*Dataset rows*:
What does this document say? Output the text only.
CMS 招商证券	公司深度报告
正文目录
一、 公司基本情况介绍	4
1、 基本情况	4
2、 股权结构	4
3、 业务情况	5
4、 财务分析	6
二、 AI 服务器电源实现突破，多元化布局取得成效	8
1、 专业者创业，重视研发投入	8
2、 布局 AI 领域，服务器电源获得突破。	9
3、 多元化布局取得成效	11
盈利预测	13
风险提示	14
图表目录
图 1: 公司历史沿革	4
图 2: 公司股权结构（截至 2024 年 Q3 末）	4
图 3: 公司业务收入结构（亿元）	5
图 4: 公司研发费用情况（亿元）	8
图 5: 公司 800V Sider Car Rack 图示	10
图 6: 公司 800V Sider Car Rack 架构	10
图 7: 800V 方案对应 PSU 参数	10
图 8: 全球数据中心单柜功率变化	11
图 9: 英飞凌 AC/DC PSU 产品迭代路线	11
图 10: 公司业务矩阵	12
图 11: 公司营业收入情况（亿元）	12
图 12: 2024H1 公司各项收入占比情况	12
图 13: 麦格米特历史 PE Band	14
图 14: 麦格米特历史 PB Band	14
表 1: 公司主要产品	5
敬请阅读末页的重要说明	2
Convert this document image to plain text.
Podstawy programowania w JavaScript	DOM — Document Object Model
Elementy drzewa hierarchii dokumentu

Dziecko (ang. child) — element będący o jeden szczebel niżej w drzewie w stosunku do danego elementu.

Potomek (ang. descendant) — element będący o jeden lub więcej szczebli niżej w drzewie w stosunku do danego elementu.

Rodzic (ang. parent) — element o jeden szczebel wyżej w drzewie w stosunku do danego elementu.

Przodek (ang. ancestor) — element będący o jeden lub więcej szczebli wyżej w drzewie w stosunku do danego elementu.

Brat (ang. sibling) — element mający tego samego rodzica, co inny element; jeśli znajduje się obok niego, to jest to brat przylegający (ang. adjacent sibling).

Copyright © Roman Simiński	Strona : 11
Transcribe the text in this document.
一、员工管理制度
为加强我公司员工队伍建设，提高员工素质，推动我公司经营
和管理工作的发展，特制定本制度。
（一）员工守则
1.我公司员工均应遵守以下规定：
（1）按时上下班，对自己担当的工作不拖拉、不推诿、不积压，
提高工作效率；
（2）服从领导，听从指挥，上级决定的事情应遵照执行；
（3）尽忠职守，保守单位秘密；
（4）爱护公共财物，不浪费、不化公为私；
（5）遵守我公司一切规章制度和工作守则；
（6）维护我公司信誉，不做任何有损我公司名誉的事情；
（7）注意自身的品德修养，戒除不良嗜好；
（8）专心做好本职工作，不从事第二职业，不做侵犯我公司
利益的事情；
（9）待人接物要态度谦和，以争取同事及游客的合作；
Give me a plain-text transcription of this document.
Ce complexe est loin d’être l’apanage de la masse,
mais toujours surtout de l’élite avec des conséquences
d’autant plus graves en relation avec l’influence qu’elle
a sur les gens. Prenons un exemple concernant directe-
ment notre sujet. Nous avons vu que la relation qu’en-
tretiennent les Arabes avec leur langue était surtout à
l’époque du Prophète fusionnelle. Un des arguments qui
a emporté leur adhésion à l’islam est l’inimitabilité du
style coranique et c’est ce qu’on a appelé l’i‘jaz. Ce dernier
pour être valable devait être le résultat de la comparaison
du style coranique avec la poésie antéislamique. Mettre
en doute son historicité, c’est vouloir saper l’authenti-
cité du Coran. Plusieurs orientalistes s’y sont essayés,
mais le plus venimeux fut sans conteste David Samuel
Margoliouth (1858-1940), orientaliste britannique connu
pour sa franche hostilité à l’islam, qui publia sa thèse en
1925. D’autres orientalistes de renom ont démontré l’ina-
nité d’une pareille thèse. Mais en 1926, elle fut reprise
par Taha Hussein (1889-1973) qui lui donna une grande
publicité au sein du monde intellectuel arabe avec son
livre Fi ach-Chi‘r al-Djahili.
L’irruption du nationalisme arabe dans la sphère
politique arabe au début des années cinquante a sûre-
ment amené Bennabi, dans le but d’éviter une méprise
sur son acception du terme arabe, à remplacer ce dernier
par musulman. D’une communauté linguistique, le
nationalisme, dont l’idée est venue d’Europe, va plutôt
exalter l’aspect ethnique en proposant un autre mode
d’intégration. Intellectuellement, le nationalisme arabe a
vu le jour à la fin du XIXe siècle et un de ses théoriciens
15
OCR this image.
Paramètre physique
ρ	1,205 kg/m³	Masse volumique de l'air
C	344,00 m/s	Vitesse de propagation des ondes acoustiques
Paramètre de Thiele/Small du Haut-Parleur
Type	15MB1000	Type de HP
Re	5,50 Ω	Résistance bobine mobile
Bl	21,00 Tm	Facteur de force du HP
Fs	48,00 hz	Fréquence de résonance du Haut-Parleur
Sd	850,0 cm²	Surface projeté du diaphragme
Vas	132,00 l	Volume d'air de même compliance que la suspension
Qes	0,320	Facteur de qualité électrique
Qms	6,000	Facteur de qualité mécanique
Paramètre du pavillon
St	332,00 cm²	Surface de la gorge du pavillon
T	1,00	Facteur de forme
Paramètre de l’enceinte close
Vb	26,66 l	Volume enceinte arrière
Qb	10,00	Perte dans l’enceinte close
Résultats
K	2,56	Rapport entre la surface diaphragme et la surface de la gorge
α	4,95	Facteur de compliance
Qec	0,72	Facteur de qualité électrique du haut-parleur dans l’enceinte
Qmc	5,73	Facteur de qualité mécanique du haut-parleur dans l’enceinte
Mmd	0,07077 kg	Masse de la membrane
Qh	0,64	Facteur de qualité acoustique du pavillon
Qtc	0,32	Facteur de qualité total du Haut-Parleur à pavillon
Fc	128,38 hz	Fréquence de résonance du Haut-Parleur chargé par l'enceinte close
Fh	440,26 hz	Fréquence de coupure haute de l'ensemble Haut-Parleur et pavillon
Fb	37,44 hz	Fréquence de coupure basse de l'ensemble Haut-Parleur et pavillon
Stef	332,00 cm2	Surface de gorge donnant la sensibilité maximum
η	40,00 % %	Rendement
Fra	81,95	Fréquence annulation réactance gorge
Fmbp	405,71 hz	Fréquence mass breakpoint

*What you need to do*:
Filter the listing above by the word "résonance"; copy each line that passes.

*Response for this exercise*:
Fs	48,00 hz	Fréquence de résonance du Haut-Parleur
Fc	128,38 hz	Fréquence de résonance du Haut-Parleur chargé par l'enceinte close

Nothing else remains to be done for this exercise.